● YOUR OBJECTIVE
Extract the full set of records, then give each one again exactly.

═══ ITEMS ═══

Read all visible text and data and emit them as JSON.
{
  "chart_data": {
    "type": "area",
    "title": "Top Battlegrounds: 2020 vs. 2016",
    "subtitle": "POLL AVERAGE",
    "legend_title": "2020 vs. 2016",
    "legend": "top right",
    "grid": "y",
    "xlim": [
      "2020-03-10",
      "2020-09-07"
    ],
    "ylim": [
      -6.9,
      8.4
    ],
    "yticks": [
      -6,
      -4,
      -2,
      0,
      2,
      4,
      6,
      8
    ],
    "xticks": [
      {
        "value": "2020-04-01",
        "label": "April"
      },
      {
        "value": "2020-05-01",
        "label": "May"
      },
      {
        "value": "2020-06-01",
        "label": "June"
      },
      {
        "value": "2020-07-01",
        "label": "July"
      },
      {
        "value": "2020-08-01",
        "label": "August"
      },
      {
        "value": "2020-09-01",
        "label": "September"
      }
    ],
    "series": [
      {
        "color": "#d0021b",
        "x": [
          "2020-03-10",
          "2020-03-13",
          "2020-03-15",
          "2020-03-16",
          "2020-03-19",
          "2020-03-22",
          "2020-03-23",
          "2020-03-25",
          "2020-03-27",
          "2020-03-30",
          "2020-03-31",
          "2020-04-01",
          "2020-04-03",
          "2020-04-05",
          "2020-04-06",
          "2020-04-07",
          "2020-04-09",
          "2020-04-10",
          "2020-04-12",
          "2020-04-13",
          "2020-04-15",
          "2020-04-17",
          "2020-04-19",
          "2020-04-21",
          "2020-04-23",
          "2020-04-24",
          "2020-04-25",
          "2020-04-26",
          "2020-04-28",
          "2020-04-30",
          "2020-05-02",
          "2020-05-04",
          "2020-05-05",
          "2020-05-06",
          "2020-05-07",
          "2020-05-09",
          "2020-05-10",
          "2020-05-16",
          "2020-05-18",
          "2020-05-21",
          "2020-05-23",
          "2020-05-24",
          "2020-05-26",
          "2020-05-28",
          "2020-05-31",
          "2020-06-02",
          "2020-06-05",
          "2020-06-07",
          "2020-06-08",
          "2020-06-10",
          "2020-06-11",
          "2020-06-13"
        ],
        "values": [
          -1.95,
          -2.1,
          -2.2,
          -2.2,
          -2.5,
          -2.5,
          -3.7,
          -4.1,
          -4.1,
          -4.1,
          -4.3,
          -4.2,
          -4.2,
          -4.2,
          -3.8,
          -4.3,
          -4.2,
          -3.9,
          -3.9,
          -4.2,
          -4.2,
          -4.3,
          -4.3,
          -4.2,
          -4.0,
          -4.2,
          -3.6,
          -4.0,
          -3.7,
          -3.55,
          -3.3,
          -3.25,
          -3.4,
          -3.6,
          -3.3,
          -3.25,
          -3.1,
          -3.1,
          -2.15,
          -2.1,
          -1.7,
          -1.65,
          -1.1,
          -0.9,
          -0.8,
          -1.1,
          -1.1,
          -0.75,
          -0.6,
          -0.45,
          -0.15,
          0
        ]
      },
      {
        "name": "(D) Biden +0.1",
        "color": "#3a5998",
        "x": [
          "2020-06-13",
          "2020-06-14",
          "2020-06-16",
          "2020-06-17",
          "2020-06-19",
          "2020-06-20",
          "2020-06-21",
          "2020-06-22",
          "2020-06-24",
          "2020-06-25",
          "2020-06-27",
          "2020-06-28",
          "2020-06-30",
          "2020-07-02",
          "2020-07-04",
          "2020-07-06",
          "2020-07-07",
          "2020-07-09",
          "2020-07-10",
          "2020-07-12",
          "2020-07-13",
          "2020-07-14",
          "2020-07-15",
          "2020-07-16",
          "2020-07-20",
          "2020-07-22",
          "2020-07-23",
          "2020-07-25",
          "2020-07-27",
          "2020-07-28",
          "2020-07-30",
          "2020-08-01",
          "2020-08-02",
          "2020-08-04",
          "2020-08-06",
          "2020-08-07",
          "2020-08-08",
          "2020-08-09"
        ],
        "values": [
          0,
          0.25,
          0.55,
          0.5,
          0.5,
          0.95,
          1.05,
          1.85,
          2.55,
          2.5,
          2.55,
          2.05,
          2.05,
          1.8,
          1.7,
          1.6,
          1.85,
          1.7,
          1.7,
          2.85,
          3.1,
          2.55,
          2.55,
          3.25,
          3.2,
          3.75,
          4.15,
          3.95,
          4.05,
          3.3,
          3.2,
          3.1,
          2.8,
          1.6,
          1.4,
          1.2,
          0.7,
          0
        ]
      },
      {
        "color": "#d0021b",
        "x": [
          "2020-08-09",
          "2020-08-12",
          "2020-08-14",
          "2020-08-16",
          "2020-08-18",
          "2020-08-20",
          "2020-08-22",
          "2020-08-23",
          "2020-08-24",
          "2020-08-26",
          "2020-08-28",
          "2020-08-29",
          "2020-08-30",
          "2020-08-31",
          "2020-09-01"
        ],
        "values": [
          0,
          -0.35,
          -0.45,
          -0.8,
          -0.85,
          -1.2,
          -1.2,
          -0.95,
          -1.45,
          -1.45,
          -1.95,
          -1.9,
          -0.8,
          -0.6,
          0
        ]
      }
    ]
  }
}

═══

● EXERCISE OUTPUT
Read all visible text and data and emit them as JSON.
{
  "chart_data": {
    "type": "area",
    "title": "Top Battlegrounds: 2020 vs. 2016",
    "subtitle": "POLL AVERAGE",
    "legend_title": "2020 vs. 2016",
    "legend": "top right",
    "grid": "y",
    "xlim": [
      "2020-03-10",
      "2020-09-07"
    ],
    "ylim": [
      -6.9,
      8.4
    ],
    "yticks": [
      -6,
      -4,
      -2,
      0,
      2,
      4,
      6,
      8
    ],
    "xticks": [
      {
        "value": "2020-04-01",
        "label": "April"
      },
      {
        "value": "2020-05-01",
        "label": "May"
      },
      {
        "value": "2020-06-01",
        "label": "June"
      },
      {
        "value": "2020-07-01",
        "label": "July"
      },
      {
        "value": "2020-08-01",
        "label": "August"
      },
      {
        "value": "2020-09-01",
        "label": "September"
      }
    ],
    "series": [
      {
        "color": "#d0021b",
        "x": [
          "2020-03-10",
          "2020-03-13",
          "2020-03-15",
          "2020-03-16",
          "2020-03-19",
          "2020-03-22",
          "2020-03-23",
          "2020-03-25",
          "2020-03-27",
          "2020-03-30",
          "2020-03-31",
          "2020-04-01",
          "2020-04-03",
          "2020-04-05",
          "2020-04-06",
          "2020-04-07",
          "2020-04-09",
          "2020-04-10",
          "2020-04-12",
          "2020-04-13",
          "2020-04-15",
          "2020-04-17",
          "2020-04-19",
          "2020-04-21",
          "2020-04-23",
          "2020-04-24",
          "2020-04-25",
          "2020-04-26",
          "2020-04-28",
          "2020-04-30",
          "2020-05-02",
          "2020-05-04",
          "2020-05-05",
          "2020-05-06",
          "2020-05-07",
          "2020-05-09",
          "2020-05-10",
          "2020-05-16",
          "2020-05-18",
          "2020-05-21",
          "2020-05-23",
          "2020-05-24",
          "2020-05-26",
          "2020-05-28",
          "2020-05-31",
          "2020-06-02",
          "2020-06-05",
          "2020-06-07",
          "2020-06-08",
          "2020-06-10",
          "2020-06-11",
          "2020-06-13"
        ],
        "values": [
          -1.95,
          -2.1,
          -2.2,
          -2.2,
          -2.5,
          -2.5,
          -3.7,
          -4.1,
          -4.1,
          -4.1,
          -4.3,
          -4.2,
          -4.2,
          -4.2,
          -3.8,
          -4.3,
          -4.2,
          -3.9,
          -3.9,
          -4.2,
          -4.2,
          -4.3,
          -4.3,
          -4.2,
          -4.0,
          -4.2,
          -3.6,
          -4.0,
          -3.7,
          -3.55,
          -3.3,
          -3.25,
          -3.4,
          -3.6,
          -3.3,
          -3.25,
          -3.1,
          -3.1,
          -2.15,
          -2.1,
          -1.7,
          -1.65,
          -1.1,
          -0.9,
          -0.8,
          -1.1,
          -1.1,
          -0.75,
          -0.6,
          -0.45,
          -0.15,
          0
        ]
      },
      {
        "name": "(D) Biden +0.1",
        "color": "#3a5998",
        "x": [
          "2020-06-13",
          "2020-06-14",
          "2020-06-16",
          "2020-06-17",
          "2020-06-19",
          "2020-06-20",
          "2020-06-21",
          "2020-06-22",
          "2020-06-24",
          "2020-06-25",
          "2020-06-27",
          "2020-06-28",
          "2020-06-30",
          "2020-07-02",
          "2020-07-04",
          "2020-07-06",
          "2020-07-07",
          "2020-07-09",
          "2020-07-10",
          "2020-07-12",
          "2020-07-13",
          "2020-07-14",
          "2020-07-15",
          "2020-07-16",
          "2020-07-20",
          "2020-07-22",
          "2020-07-23",
          "2020-07-25",
          "2020-07-27",
          "2020-07-28",
          "2020-07-30",
          "2020-08-01",
          "2020-08-02",
          "2020-08-04",
          "2020-08-06",
          "2020-08-07",
          "2020-08-08",
          "2020-08-09"
        ],
        "values": [
          0,
          0.25,
          0.55,
          0.5,
          0.5,
          0.95,
          1.05,
          1.85,
          2.55,
          2.5,
          2.55,
          2.05,
          2.05,
          1.8,
          1.7,
          1.6,
          1.85,
          1.7,
          1.7,
          2.85,
          3.1,
          2.55,
          2.55,
          3.25,
          3.2,
          3.75,
          4.15,
          3.95,
          4.05,
          3.3,
          3.2,
          3.1,
          2.8,
          1.6,
          1.4,
          1.2,
          0.7,
          0
        ]
      },
      {
        "color": "#d0021b",
        "x": [
          "2020-08-09",
          "2020-08-12",
          "2020-08-14",
          "2020-08-16",
          "2020-08-18",
          "2020-08-20",
          "2020-08-22",
          "2020-08-23",
          "2020-08-24",
          "2020-08-26",
          "2020-08-28",
          "2020-08-29",
          "2020-08-30",
          "2020-08-31",
          "2020-09-01"
        ],
        "values": [
          0,
          -0.35,
          -0.45,
          -0.8,
          -0.85,
          -1.2,
          -1.2,
          -0.95,
          -1.45,
          -1.45,
          -1.95,
          -1.9,
          -0.8,
          -0.6,
          0
        ]
      }
    ]
  }
}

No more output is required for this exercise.